>>>>
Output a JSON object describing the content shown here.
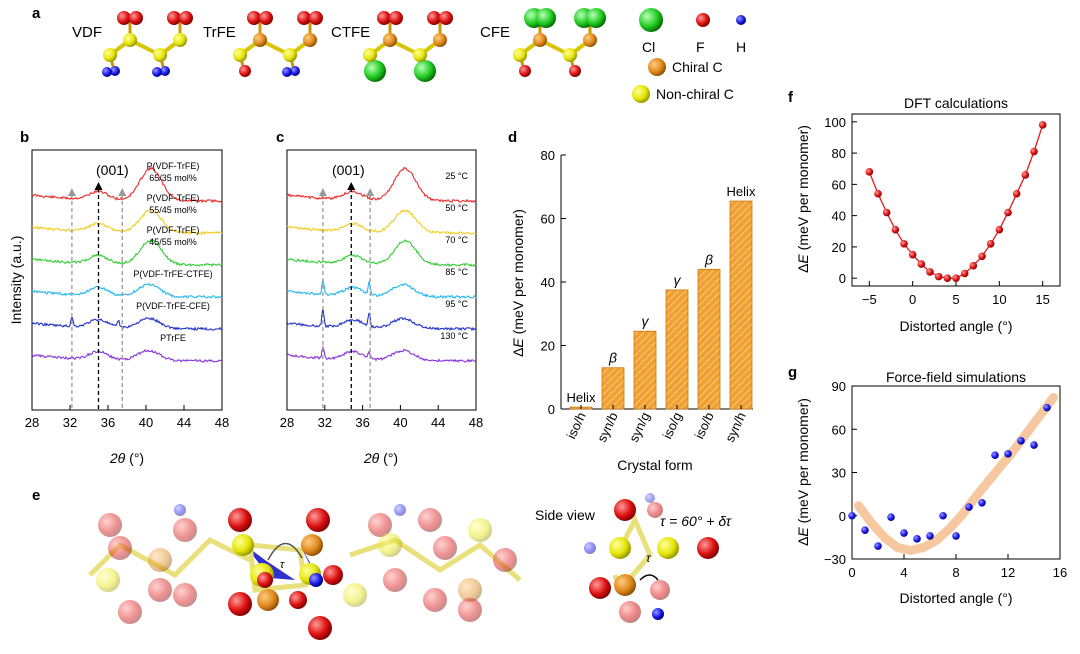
{
  "panel_labels": {
    "a": "a",
    "b": "b",
    "c": "c",
    "d": "d",
    "e": "e",
    "f": "f",
    "g": "g"
  },
  "panel_a": {
    "molecules": [
      "VDF",
      "TrFE",
      "CTFE",
      "CFE"
    ],
    "legend": {
      "cl": "Cl",
      "f": "F",
      "h": "H",
      "chiral": "Chiral C",
      "nonchiral": "Non-chiral C"
    },
    "colors": {
      "cl": "#22cc22",
      "f": "#dd1111",
      "h": "#1a1aee",
      "chiral": "#e08a1e",
      "nonchiral": "#e6e60a"
    }
  },
  "panel_e": {
    "side_view": "Side view",
    "tau_eq": "τ = 60° + δτ",
    "tau": "τ"
  },
  "chart_data": [
    {
      "id": "b",
      "type": "line",
      "xlabel": "2θ (°)",
      "ylabel": "Intensity (a.u.)",
      "xlim": [
        28,
        48
      ],
      "xticks": [
        "28",
        "32",
        "36",
        "40",
        "44",
        "48"
      ],
      "peak_label": "(001)",
      "markers_x": [
        32.2,
        35.0,
        37.5
      ],
      "series": [
        {
          "name": "P(VDF-TrFE) 65/35 mol%",
          "lines": [
            "P(VDF-TrFE)",
            "65/35 mol%"
          ],
          "color": "#ee2a2a"
        },
        {
          "name": "P(VDF-TrFE) 55/45 mol%",
          "lines": [
            "P(VDF-TrFE)",
            "55/45 mol%"
          ],
          "color": "#f2cc22"
        },
        {
          "name": "P(VDF-TrFE) 45/55 mol%",
          "lines": [
            "P(VDF-TrFE)",
            "45/55 mol%"
          ],
          "color": "#33cc33"
        },
        {
          "name": "P(VDF-TrFE-CTFE)",
          "lines": [
            "P(VDF-TrFE-CTFE)"
          ],
          "color": "#22b8ee"
        },
        {
          "name": "P(VDF-TrFE-CFE)",
          "lines": [
            "P(VDF-TrFE-CFE)"
          ],
          "color": "#2233cc"
        },
        {
          "name": "PTrFE",
          "lines": [
            "PTrFE"
          ],
          "color": "#8833dd"
        }
      ]
    },
    {
      "id": "c",
      "type": "line",
      "xlabel": "2θ (°)",
      "xlim": [
        28,
        48
      ],
      "xticks": [
        "28",
        "32",
        "36",
        "40",
        "44",
        "48"
      ],
      "peak_label": "(001)",
      "markers_x": [
        31.8,
        34.8,
        36.8
      ],
      "series": [
        {
          "name": "25 °C",
          "color": "#ee2a2a"
        },
        {
          "name": "50 °C",
          "color": "#f2cc22"
        },
        {
          "name": "70 °C",
          "color": "#33cc33"
        },
        {
          "name": "85 °C",
          "color": "#22b8ee"
        },
        {
          "name": "95 °C",
          "color": "#2233cc"
        },
        {
          "name": "130 °C",
          "color": "#8833dd"
        }
      ]
    },
    {
      "id": "d",
      "type": "bar",
      "title": "",
      "xlabel": "Crystal form",
      "ylabel": "ΔE (meV per monomer)",
      "ylim": [
        0,
        80
      ],
      "yticks": [
        "0",
        "20",
        "40",
        "60",
        "80"
      ],
      "categories": [
        "iso/h",
        "syn/b",
        "syn/g",
        "iso/g",
        "iso/b",
        "syn/h"
      ],
      "values": [
        0.6,
        13,
        24.5,
        37.5,
        44,
        65.5
      ],
      "bar_labels": [
        "Helix",
        "β",
        "γ",
        "γ",
        "β",
        "Helix"
      ],
      "color": "#f0a030"
    },
    {
      "id": "f",
      "type": "line",
      "title": "DFT calculations",
      "xlabel": "Distorted angle (°)",
      "ylabel": "ΔE (meV per monomer)",
      "xlim": [
        -7,
        17
      ],
      "ylim": [
        -5,
        105
      ],
      "xticks": [
        "−5",
        "0",
        "5",
        "10",
        "15"
      ],
      "yticks": [
        "0",
        "20",
        "40",
        "60",
        "80",
        "100"
      ],
      "x": [
        -5,
        -4,
        -3,
        -2,
        -1,
        0,
        1,
        2,
        3,
        4,
        5,
        6,
        7,
        8,
        9,
        10,
        11,
        12,
        13,
        14,
        15
      ],
      "y": [
        68,
        54,
        42,
        31,
        22,
        15,
        9,
        4,
        1,
        0,
        0,
        3,
        8,
        14,
        22,
        31,
        42,
        54,
        66,
        81,
        98
      ],
      "color": "#e21a1a"
    },
    {
      "id": "g",
      "type": "scatter",
      "title": "Force-field simulations",
      "xlabel": "Distorted angle (°)",
      "ylabel": "ΔE (meV per monomer)",
      "xlim": [
        0,
        16
      ],
      "ylim": [
        -30,
        90
      ],
      "xticks": [
        "0",
        "4",
        "8",
        "12",
        "16"
      ],
      "yticks": [
        "−30",
        "0",
        "30",
        "60",
        "90"
      ],
      "x": [
        0,
        1,
        2,
        3,
        4,
        5,
        6,
        7,
        8,
        9,
        10,
        11,
        12,
        13,
        14,
        15
      ],
      "y": [
        0,
        -10,
        -21,
        -1,
        -12,
        -16,
        -14,
        0,
        -14,
        6,
        9,
        42,
        43,
        52,
        49,
        75
      ],
      "fit_x": [
        0.5,
        1.5,
        2.5,
        3.5,
        4.5,
        5.5,
        6.5,
        7.5,
        8.5,
        9.5,
        10.5,
        11.5,
        12.5,
        13.5,
        14.5,
        15.5
      ],
      "fit_y": [
        7,
        -5,
        -15,
        -22,
        -24,
        -22,
        -17,
        -9,
        1,
        13,
        24,
        35,
        46,
        58,
        70,
        82
      ],
      "color": "#1a1aee",
      "fit_color": "#f5c8a0"
    }
  ]
}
<<<<
**Problem description**
Set down the lines of the records above exactly, apart from the pictures.

**Answer to the task**
Output a JSON object describing the content shown here.
{
  "panel_labels": {
    "a": "a",
    "b": "b",
    "c": "c",
    "d": "d",
    "e": "e",
    "f": "f",
    "g": "g"
  },
  "panel_a": {
    "molecules": [
      "VDF",
      "TrFE",
      "CTFE",
      "CFE"
    ],
    "legend": {
      "cl": "Cl",
      "f": "F",
      "h": "H",
      "chiral": "Chiral C",
      "nonchiral": "Non-chiral C"
    },
    "colors": {
      "cl": "#22cc22",
      "f": "#dd1111",
      "h": "#1a1aee",
      "chiral": "#e08a1e",
      "nonchiral": "#e6e60a"
    }
  },
  "panel_e": {
    "side_view": "Side view",
    "tau_eq": "τ = 60° + δτ",
    "tau": "τ"
  },
  "chart_data": [
    {
      "id": "b",
      "type": "line",
      "xlabel": "2θ (°)",
      "ylabel": "Intensity (a.u.)",
      "xlim": [
        28,
        48
      ],
      "xticks": [
        "28",
        "32",
        "36",
        "40",
        "44",
        "48"
      ],
      "peak_label": "(001)",
      "markers_x": [
        32.2,
        35.0,
        37.5
      ],
      "series": [
        {
          "name": "P(VDF-TrFE) 65/35 mol%",
          "lines": [
            "P(VDF-TrFE)",
            "65/35 mol%"
          ],
          "color": "#ee2a2a"
        },
        {
          "name": "P(VDF-TrFE) 55/45 mol%",
          "lines": [
            "P(VDF-TrFE)",
            "55/45 mol%"
          ],
          "color": "#f2cc22"
        },
        {
          "name": "P(VDF-TrFE) 45/55 mol%",
          "lines": [
            "P(VDF-TrFE)",
            "45/55 mol%"
          ],
          "color": "#33cc33"
        },
        {
          "name": "P(VDF-TrFE-CTFE)",
          "lines": [
            "P(VDF-TrFE-CTFE)"
          ],
          "color": "#22b8ee"
        },
        {
          "name": "P(VDF-TrFE-CFE)",
          "lines": [
            "P(VDF-TrFE-CFE)"
          ],
          "color": "#2233cc"
        },
        {
          "name": "PTrFE",
          "lines": [
            "PTrFE"
          ],
          "color": "#8833dd"
        }
      ]
    },
    {
      "id": "c",
      "type": "line",
      "xlabel": "2θ (°)",
      "xlim": [
        28,
        48
      ],
      "xticks": [
        "28",
        "32",
        "36",
        "40",
        "44",
        "48"
      ],
      "peak_label": "(001)",
      "markers_x": [
        31.8,
        34.8,
        36.8
      ],
      "series": [
        {
          "name": "25 °C",
          "color": "#ee2a2a"
        },
        {
          "name": "50 °C",
          "color": "#f2cc22"
        },
        {
          "name": "70 °C",
          "color": "#33cc33"
        },
        {
          "name": "85 °C",
          "color": "#22b8ee"
        },
        {
          "name": "95 °C",
          "color": "#2233cc"
        },
        {
          "name": "130 °C",
          "color": "#8833dd"
        }
      ]
    },
    {
      "id": "d",
      "type": "bar",
      "title": "",
      "xlabel": "Crystal form",
      "ylabel": "ΔE (meV per monomer)",
      "ylim": [
        0,
        80
      ],
      "yticks": [
        "0",
        "20",
        "40",
        "60",
        "80"
      ],
      "categories": [
        "iso/h",
        "syn/b",
        "syn/g",
        "iso/g",
        "iso/b",
        "syn/h"
      ],
      "values": [
        0.6,
        13,
        24.5,
        37.5,
        44,
        65.5
      ],
      "bar_labels": [
        "Helix",
        "β",
        "γ",
        "γ",
        "β",
        "Helix"
      ],
      "color": "#f0a030"
    },
    {
      "id": "f",
      "type": "line",
      "title": "DFT calculations",
      "xlabel": "Distorted angle (°)",
      "ylabel": "ΔE (meV per monomer)",
      "xlim": [
        -7,
        17
      ],
      "ylim": [
        -5,
        105
      ],
      "xticks": [
        "−5",
        "0",
        "5",
        "10",
        "15"
      ],
      "yticks": [
        "0",
        "20",
        "40",
        "60",
        "80",
        "100"
      ],
      "x": [
        -5,
        -4,
        -3,
        -2,
        -1,
        0,
        1,
        2,
        3,
        4,
        5,
        6,
        7,
        8,
        9,
        10,
        11,
        12,
        13,
        14,
        15
      ],
      "y": [
        68,
        54,
        42,
        31,
        22,
        15,
        9,
        4,
        1,
        0,
        0,
        3,
        8,
        14,
        22,
        31,
        42,
        54,
        66,
        81,
        98
      ],
      "color": "#e21a1a"
    },
    {
      "id": "g",
      "type": "scatter",
      "title": "Force-field simulations",
      "xlabel": "Distorted angle (°)",
      "ylabel": "ΔE (meV per monomer)",
      "xlim": [
        0,
        16
      ],
      "ylim": [
        -30,
        90
      ],
      "xticks": [
        "0",
        "4",
        "8",
        "12",
        "16"
      ],
      "yticks": [
        "−30",
        "0",
        "30",
        "60",
        "90"
      ],
      "x": [
        0,
        1,
        2,
        3,
        4,
        5,
        6,
        7,
        8,
        9,
        10,
        11,
        12,
        13,
        14,
        15
      ],
      "y": [
        0,
        -10,
        -21,
        -1,
        -12,
        -16,
        -14,
        0,
        -14,
        6,
        9,
        42,
        43,
        52,
        49,
        75
      ],
      "fit_x": [
        0.5,
        1.5,
        2.5,
        3.5,
        4.5,
        5.5,
        6.5,
        7.5,
        8.5,
        9.5,
        10.5,
        11.5,
        12.5,
        13.5,
        14.5,
        15.5
      ],
      "fit_y": [
        7,
        -5,
        -15,
        -22,
        -24,
        -22,
        -17,
        -9,
        1,
        13,
        24,
        35,
        46,
        58,
        70,
        82
      ],
      "color": "#1a1aee",
      "fit_color": "#f5c8a0"
    }
  ]
}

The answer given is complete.